• _Given data_:
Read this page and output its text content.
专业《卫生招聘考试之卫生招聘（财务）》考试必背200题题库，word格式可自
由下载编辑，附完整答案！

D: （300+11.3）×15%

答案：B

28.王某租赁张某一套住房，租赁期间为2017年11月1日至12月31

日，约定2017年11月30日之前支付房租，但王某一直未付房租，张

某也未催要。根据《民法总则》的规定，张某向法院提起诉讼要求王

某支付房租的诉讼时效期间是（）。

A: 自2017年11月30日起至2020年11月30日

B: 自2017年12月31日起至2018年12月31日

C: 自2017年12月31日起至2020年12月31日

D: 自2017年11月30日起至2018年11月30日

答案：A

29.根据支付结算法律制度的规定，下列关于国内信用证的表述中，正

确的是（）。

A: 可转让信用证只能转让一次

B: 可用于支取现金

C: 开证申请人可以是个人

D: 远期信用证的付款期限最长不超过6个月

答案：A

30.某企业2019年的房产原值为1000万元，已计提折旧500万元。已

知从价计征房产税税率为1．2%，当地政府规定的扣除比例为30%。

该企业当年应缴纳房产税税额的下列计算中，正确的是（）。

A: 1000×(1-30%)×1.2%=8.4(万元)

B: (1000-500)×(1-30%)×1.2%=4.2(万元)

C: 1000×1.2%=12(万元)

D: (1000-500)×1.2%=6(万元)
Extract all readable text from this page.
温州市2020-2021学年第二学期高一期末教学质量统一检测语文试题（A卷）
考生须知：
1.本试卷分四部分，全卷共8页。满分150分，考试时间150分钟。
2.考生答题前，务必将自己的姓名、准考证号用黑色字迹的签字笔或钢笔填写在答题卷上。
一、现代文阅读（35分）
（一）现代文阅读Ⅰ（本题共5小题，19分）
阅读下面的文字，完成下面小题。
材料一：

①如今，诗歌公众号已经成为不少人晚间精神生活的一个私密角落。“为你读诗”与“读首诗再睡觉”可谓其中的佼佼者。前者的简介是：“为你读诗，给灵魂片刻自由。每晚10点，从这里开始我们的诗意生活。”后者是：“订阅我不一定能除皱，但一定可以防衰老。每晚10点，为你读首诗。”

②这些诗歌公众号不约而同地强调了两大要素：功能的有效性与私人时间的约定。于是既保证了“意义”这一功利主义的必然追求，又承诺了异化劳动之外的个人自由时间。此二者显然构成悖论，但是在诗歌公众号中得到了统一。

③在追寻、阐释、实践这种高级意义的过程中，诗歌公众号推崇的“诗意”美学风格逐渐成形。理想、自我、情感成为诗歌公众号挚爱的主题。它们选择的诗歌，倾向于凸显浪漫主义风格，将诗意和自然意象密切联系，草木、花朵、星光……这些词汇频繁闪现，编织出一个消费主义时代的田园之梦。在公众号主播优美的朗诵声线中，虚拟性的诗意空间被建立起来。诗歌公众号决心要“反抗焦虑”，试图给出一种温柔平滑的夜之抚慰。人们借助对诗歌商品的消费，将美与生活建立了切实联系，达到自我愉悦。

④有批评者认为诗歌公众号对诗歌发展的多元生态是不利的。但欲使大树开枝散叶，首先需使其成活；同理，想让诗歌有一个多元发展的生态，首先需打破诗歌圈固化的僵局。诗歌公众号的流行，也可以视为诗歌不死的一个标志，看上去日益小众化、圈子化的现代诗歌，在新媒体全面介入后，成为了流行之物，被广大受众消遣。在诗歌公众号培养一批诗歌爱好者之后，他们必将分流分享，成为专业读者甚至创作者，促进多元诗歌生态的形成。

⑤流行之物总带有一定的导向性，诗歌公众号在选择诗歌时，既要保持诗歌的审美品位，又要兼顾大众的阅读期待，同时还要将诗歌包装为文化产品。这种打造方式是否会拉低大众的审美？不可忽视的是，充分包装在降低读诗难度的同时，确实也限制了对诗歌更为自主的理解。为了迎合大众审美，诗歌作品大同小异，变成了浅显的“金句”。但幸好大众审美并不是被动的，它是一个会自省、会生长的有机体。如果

• _Task details_: Look for "text" and pull out every line that has it.

• _Task output_:
Read this page and output its text content.
Extract all readable text from this page.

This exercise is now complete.